§ **Work to do**: Where a line holds the string "dans", return that line.

Stored dataset items:
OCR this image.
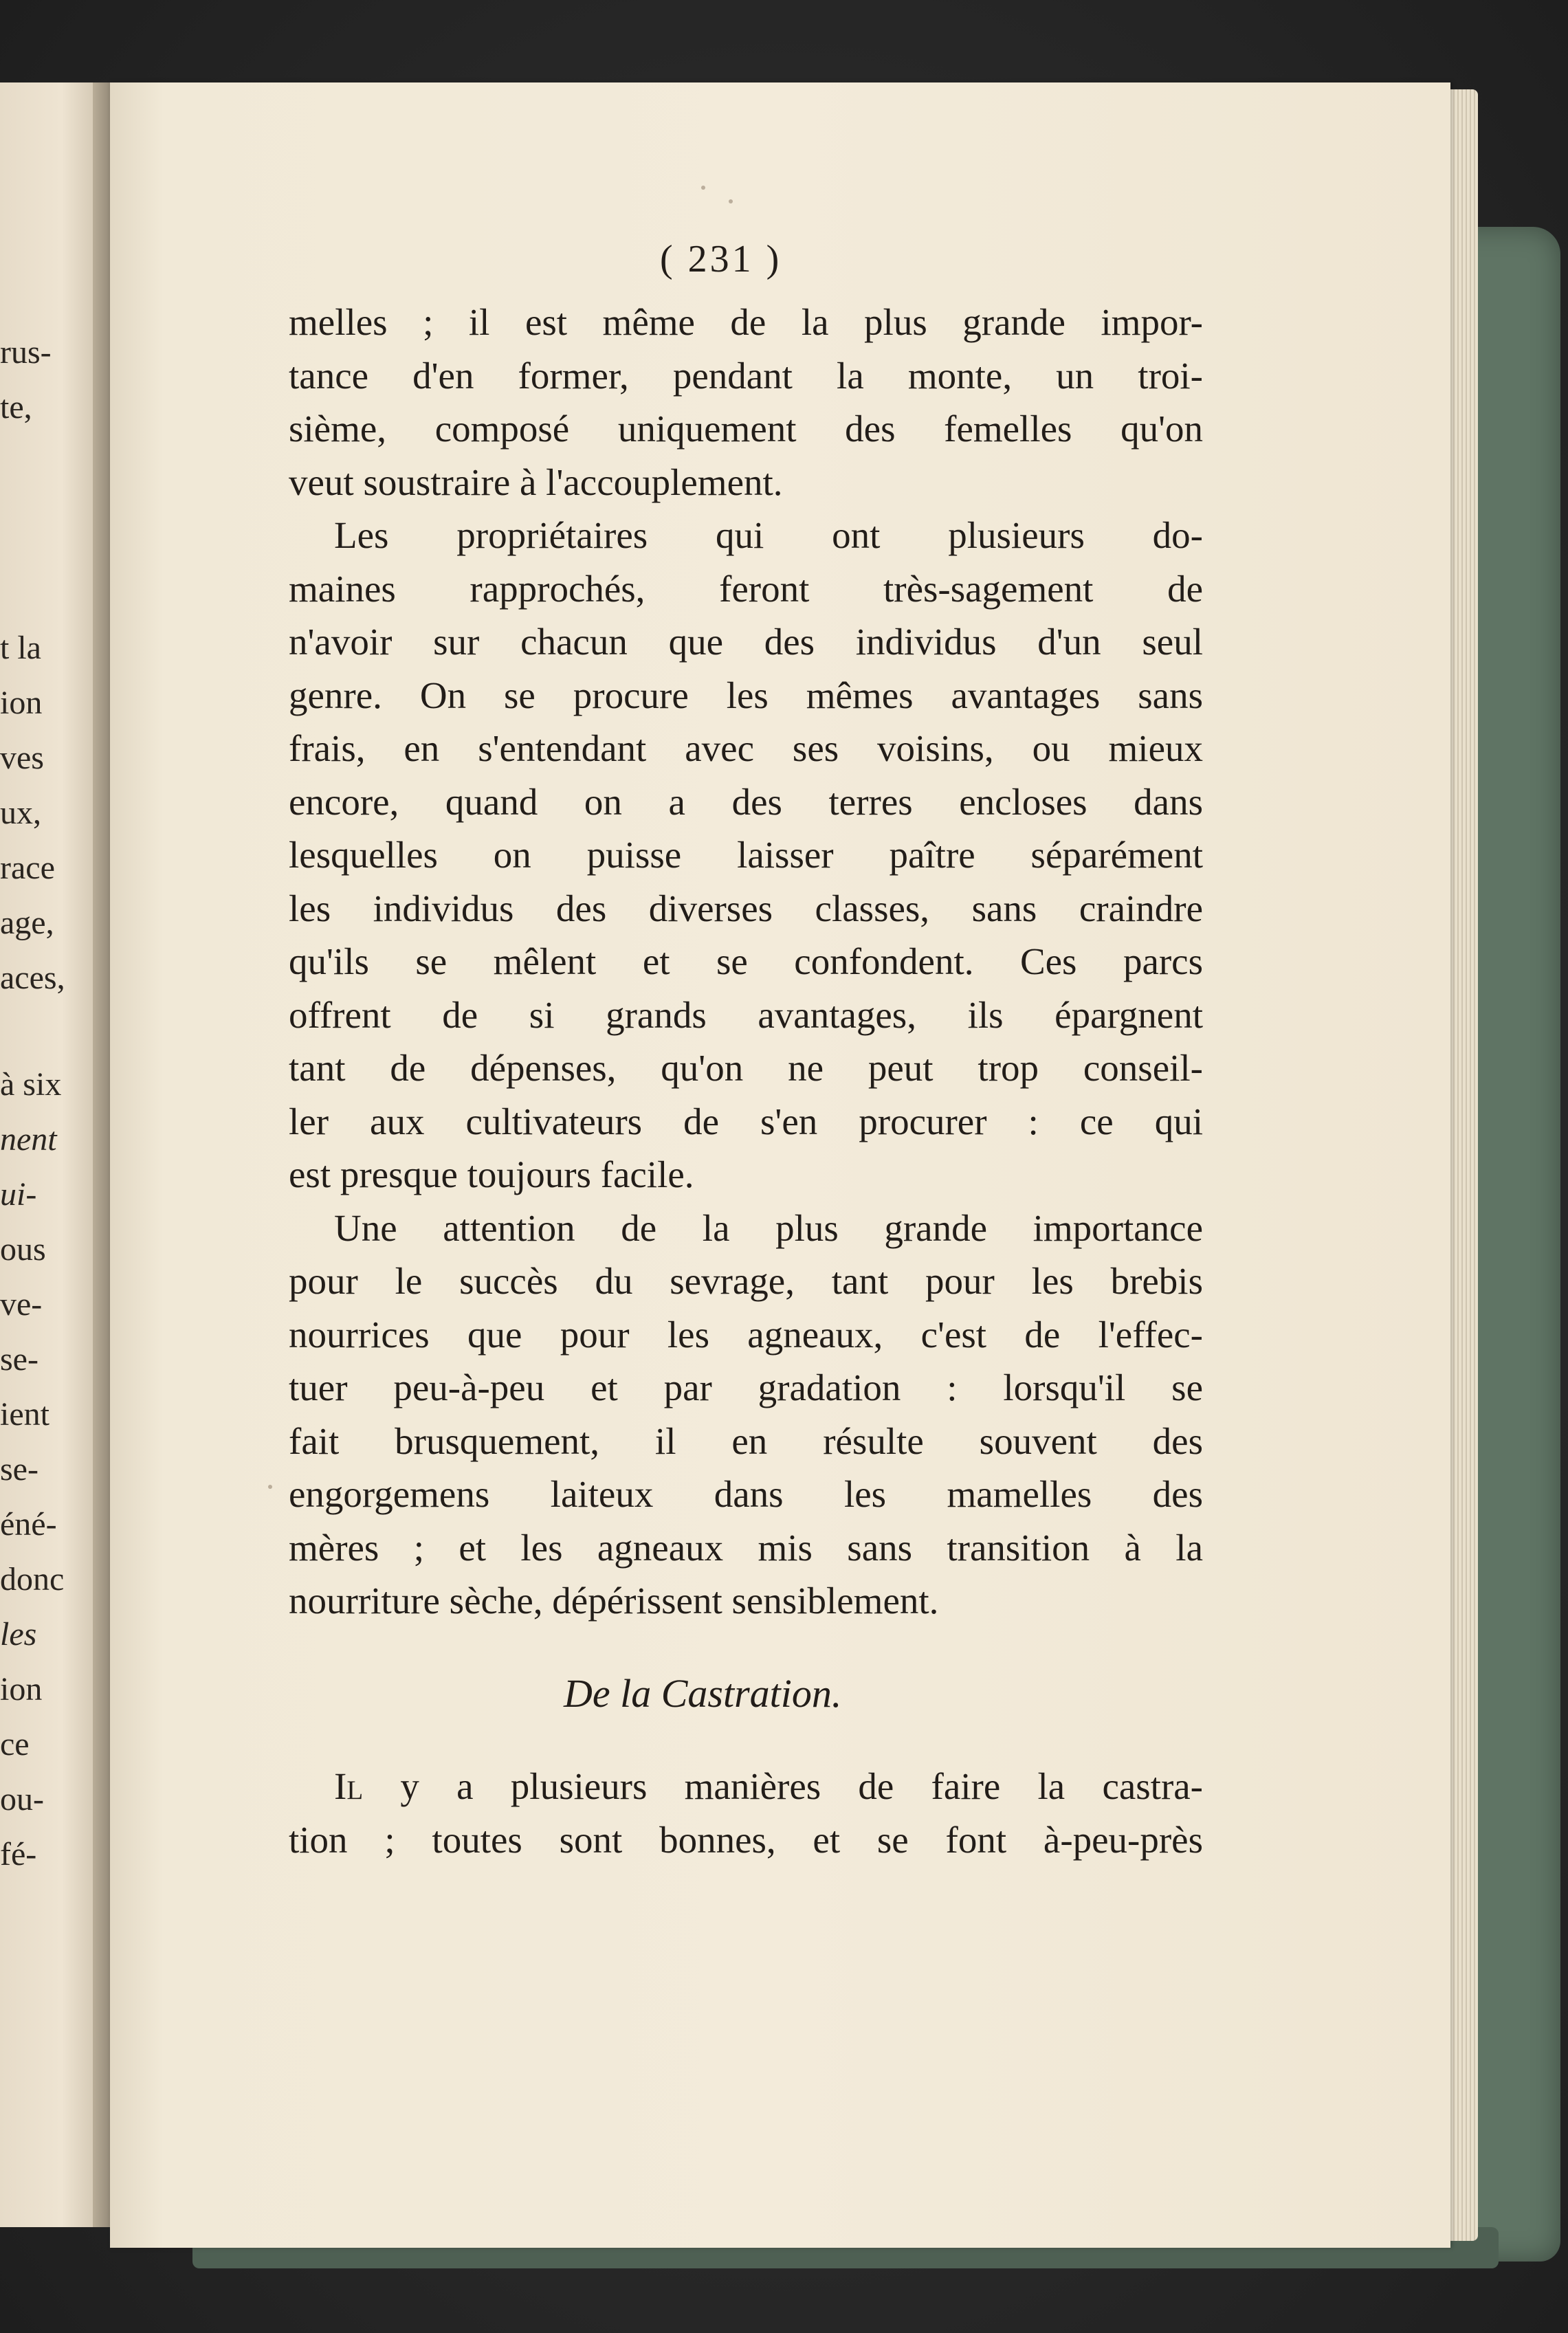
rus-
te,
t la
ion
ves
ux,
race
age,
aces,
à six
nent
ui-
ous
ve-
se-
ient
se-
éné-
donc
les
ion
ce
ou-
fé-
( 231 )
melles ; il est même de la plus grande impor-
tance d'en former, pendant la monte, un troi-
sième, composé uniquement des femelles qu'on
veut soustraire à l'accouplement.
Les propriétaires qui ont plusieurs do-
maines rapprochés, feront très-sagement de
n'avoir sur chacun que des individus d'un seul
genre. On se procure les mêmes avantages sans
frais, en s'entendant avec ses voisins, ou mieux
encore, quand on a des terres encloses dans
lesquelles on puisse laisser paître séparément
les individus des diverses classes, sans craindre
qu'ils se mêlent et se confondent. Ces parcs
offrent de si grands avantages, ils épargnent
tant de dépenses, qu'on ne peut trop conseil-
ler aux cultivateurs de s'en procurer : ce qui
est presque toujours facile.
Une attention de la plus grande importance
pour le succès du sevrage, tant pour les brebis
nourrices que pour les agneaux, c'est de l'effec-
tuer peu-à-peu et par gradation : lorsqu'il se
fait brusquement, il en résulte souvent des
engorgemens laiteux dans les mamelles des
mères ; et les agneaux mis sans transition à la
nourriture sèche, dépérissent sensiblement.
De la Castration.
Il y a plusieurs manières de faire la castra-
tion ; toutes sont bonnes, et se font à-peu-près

§ **Output of the exercise**:
encore, quand on a des terres encloses dans
engorgemens laiteux dans les mamelles des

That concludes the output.